What is required:
What follows is a block of records; reproduce all of it verbatim.

Excerpted records:
>>>

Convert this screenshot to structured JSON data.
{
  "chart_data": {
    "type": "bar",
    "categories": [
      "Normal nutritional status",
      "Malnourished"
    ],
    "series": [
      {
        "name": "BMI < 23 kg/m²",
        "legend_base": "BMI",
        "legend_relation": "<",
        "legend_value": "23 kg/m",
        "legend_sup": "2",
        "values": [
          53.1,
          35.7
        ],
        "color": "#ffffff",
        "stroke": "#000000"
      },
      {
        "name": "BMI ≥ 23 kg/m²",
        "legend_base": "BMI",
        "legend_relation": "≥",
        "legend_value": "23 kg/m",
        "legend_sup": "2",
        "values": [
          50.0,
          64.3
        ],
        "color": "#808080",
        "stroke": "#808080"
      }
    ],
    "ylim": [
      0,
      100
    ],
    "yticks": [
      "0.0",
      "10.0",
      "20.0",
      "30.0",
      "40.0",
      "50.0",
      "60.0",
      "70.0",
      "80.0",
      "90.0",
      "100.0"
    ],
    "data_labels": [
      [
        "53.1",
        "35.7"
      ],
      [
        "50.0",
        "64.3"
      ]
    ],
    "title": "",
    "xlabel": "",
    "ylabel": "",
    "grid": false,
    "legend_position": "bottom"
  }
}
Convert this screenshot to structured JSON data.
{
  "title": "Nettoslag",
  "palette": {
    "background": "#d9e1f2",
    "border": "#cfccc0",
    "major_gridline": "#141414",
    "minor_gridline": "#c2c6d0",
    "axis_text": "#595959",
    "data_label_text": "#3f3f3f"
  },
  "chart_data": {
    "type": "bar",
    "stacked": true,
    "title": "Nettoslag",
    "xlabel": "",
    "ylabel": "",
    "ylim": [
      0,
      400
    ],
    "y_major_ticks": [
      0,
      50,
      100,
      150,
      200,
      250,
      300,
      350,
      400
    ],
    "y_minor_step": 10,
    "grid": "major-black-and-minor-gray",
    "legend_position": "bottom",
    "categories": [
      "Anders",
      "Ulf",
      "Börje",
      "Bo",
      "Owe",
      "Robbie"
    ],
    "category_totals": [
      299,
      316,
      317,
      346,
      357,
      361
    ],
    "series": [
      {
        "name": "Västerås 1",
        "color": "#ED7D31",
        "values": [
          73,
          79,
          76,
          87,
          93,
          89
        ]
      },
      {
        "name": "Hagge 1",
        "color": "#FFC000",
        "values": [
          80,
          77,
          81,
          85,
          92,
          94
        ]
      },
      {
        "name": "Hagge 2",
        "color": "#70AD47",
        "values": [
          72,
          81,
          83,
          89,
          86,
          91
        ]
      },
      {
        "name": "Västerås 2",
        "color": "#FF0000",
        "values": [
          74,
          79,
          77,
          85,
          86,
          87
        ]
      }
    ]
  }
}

<<<

Reply:
Convert this screenshot to structured JSON data.
{
  "chart_data": {
    "type": "bar",
    "categories": [
      "Normal nutritional status",
      "Malnourished"
    ],
    "series": [
      {
        "name": "BMI < 23 kg/m²",
        "legend_base": "BMI",
        "legend_relation": "<",
        "legend_value": "23 kg/m",
        "legend_sup": "2",
        "values": [
          53.1,
          35.7
        ],
        "color": "#ffffff",
        "stroke": "#000000"
      },
      {
        "name": "BMI ≥ 23 kg/m²",
        "legend_base": "BMI",
        "legend_relation": "≥",
        "legend_value": "23 kg/m",
        "legend_sup": "2",
        "values": [
          50.0,
          64.3
        ],
        "color": "#808080",
        "stroke": "#808080"
      }
    ],
    "ylim": [
      0,
      100
    ],
    "yticks": [
      "0.0",
      "10.0",
      "20.0",
      "30.0",
      "40.0",
      "50.0",
      "60.0",
      "70.0",
      "80.0",
      "90.0",
      "100.0"
    ],
    "data_labels": [
      [
        "53.1",
        "35.7"
      ],
      [
        "50.0",
        "64.3"
      ]
    ],
    "title": "",
    "xlabel": "",
    "ylabel": "",
    "grid": false,
    "legend_position": "bottom"
  }
}
Convert this screenshot to structured JSON data.
{
  "title": "Nettoslag",
  "palette": {
    "background": "#d9e1f2",
    "border": "#cfccc0",
    "major_gridline": "#141414",
    "minor_gridline": "#c2c6d0",
    "axis_text": "#595959",
    "data_label_text": "#3f3f3f"
  },
  "chart_data": {
    "type": "bar",
    "stacked": true,
    "title": "Nettoslag",
    "xlabel": "",
    "ylabel": "",
    "ylim": [
      0,
      400
    ],
    "y_major_ticks": [
      0,
      50,
      100,
      150,
      200,
      250,
      300,
      350,
      400
    ],
    "y_minor_step": 10,
    "grid": "major-black-and-minor-gray",
    "legend_position": "bottom",
    "categories": [
      "Anders",
      "Ulf",
      "Börje",
      "Bo",
      "Owe",
      "Robbie"
    ],
    "category_totals": [
      299,
      316,
      317,
      346,
      357,
      361
    ],
    "series": [
      {
        "name": "Västerås 1",
        "color": "#ED7D31",
        "values": [
          73,
          79,
          76,
          87,
          93,
          89
        ]
      },
      {
        "name": "Hagge 1",
        "color": "#FFC000",
        "values": [
          80,
          77,
          81,
          85,
          92,
          94
        ]
      },
      {
        "name": "Hagge 2",
        "color": "#70AD47",
        "values": [
          72,
          81,
          83,
          89,
          86,
          91
        ]
      },
      {
        "name": "Västerås 2",
        "color": "#FF0000",
        "values": [
          74,
          79,
          77,
          85,
          86,
          87
        ]
      }
    ]
  }
}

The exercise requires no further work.